» Given problem: Identify each line containing the word "debaters" and copy it.

» Dataset items:
################

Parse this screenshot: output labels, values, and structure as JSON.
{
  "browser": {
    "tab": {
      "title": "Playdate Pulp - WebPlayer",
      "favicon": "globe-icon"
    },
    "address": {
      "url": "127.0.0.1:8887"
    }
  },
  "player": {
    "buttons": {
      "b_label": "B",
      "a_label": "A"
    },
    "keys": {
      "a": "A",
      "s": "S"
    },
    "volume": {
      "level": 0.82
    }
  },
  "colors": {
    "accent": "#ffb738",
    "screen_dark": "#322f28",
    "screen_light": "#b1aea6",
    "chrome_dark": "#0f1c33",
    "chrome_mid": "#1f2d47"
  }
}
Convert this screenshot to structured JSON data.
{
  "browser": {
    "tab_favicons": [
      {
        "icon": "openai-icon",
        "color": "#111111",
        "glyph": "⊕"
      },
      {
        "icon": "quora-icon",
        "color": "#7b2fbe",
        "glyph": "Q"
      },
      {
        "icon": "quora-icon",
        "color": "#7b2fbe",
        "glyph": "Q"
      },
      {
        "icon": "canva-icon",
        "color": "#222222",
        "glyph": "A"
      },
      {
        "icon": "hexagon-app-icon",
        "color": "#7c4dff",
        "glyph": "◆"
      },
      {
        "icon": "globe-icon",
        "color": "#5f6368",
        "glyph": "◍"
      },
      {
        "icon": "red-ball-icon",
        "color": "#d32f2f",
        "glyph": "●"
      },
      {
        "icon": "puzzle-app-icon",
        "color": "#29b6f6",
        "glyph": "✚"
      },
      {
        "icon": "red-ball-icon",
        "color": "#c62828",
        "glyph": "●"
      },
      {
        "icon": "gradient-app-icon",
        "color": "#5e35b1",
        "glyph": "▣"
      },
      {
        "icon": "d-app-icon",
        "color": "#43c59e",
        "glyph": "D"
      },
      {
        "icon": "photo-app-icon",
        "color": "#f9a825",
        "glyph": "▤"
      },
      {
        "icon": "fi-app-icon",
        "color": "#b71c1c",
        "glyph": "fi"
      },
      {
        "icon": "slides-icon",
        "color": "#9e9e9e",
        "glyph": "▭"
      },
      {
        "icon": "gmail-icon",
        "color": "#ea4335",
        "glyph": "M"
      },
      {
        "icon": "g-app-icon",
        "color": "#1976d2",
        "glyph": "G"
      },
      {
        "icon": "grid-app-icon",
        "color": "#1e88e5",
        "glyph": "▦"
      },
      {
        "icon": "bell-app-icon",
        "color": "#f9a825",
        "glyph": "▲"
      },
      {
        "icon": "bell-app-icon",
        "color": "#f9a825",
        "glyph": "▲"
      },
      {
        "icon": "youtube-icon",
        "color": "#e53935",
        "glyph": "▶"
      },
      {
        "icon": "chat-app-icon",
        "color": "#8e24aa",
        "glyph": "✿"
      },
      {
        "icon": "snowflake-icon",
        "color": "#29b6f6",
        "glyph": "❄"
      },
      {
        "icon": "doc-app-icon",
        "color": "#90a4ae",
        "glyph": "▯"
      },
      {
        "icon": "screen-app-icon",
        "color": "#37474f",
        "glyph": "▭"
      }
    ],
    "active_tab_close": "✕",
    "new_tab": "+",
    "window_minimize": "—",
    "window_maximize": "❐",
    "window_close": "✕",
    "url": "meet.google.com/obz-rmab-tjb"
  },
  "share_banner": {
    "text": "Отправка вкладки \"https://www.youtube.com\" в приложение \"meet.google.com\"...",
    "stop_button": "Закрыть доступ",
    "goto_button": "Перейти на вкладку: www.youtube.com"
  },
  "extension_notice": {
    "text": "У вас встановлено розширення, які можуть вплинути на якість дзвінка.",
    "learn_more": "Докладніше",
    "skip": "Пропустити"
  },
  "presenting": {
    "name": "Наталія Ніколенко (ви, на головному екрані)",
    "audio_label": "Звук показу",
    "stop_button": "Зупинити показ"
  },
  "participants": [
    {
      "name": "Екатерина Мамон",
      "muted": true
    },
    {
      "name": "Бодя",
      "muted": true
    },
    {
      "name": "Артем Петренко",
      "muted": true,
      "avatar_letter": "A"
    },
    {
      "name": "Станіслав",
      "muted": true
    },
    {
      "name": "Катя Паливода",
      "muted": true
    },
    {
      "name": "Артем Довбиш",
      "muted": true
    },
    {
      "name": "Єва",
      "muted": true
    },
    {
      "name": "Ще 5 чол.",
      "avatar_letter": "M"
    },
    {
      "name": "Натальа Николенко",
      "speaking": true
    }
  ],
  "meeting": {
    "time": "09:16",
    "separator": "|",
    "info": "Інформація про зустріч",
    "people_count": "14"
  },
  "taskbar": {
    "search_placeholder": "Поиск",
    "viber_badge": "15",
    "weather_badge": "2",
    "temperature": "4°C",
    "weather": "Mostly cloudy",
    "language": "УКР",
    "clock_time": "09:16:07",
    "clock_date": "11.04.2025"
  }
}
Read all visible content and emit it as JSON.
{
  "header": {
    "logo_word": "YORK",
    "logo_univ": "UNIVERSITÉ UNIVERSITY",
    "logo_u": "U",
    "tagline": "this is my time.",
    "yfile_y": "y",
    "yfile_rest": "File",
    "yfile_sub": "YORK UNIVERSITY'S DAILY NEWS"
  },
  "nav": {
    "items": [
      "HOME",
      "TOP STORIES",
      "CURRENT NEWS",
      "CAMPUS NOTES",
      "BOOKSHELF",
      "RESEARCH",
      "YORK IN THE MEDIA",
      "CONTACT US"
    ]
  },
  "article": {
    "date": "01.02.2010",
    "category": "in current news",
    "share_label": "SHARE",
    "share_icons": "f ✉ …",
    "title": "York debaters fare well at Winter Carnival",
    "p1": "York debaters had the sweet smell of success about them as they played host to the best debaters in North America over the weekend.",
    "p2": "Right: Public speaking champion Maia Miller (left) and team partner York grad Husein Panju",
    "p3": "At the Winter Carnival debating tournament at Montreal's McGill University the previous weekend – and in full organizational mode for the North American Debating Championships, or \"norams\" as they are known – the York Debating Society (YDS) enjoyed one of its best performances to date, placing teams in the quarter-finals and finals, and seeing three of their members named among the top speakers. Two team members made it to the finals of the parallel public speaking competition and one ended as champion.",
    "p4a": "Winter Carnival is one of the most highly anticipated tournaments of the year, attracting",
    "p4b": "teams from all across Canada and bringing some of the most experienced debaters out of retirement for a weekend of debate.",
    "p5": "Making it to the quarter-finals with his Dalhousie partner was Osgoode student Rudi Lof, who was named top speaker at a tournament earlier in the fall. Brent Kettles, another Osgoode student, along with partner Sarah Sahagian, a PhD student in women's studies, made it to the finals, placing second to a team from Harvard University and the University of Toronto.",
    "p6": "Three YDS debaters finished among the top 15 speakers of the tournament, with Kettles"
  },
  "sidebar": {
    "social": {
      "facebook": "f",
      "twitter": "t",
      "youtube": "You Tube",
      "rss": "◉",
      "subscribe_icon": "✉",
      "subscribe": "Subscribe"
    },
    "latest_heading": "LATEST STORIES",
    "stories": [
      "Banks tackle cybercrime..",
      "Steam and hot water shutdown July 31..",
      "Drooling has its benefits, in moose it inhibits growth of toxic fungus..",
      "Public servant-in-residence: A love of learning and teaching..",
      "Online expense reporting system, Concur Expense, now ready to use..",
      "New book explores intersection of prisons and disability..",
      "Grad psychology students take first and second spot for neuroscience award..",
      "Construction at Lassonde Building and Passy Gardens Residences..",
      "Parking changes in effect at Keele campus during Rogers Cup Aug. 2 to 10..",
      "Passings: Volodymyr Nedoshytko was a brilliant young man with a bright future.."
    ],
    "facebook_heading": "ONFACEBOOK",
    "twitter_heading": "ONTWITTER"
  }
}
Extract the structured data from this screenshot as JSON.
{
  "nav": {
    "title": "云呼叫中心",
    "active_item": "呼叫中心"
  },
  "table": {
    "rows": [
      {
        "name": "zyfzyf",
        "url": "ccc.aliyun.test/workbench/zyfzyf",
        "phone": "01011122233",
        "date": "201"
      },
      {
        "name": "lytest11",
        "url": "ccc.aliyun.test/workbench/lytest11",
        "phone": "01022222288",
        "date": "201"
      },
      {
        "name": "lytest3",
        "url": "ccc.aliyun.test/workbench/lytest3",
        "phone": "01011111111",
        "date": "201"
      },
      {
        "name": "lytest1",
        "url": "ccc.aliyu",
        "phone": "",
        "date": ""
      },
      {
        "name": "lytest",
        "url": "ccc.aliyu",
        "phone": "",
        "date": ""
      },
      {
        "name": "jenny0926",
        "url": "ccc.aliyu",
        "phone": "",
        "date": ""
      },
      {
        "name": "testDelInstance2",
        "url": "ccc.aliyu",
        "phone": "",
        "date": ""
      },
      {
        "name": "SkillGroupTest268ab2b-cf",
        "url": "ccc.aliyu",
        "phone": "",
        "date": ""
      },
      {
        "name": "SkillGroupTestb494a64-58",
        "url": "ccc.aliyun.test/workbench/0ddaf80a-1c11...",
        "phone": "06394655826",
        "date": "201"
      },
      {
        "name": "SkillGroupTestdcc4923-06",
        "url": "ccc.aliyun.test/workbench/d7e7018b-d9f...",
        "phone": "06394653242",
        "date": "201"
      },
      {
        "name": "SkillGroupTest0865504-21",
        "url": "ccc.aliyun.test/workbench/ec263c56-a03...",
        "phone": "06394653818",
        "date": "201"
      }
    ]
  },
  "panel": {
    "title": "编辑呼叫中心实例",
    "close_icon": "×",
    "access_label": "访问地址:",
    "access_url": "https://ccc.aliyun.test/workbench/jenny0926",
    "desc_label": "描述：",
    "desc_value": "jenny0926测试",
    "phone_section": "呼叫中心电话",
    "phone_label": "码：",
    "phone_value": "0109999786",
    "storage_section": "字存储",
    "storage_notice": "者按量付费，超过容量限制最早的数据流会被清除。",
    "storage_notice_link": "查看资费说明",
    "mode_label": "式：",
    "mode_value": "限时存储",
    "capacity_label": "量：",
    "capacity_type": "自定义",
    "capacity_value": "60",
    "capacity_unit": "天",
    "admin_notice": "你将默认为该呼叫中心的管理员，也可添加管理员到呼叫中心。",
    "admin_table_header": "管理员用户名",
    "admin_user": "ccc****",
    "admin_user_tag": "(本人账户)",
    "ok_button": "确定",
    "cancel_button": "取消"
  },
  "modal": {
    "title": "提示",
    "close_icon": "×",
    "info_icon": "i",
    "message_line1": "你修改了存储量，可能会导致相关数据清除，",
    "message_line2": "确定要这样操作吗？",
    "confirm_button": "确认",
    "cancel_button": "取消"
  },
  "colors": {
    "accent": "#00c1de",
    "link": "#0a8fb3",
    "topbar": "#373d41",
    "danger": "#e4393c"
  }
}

################

» Exercise answer:
    "title": "York debaters fare well at Winter Carnival",
    "p1": "York debaters had the sweet smell of success about them as they played host to the best debaters in North America over the weekend.",
    "p4b": "teams from all across Canada and bringing some of the most experienced debaters out of retirement for a weekend of debate.",
    "p6": "Three YDS debaters finished among the top 15 speakers of the tournament, with Kettles"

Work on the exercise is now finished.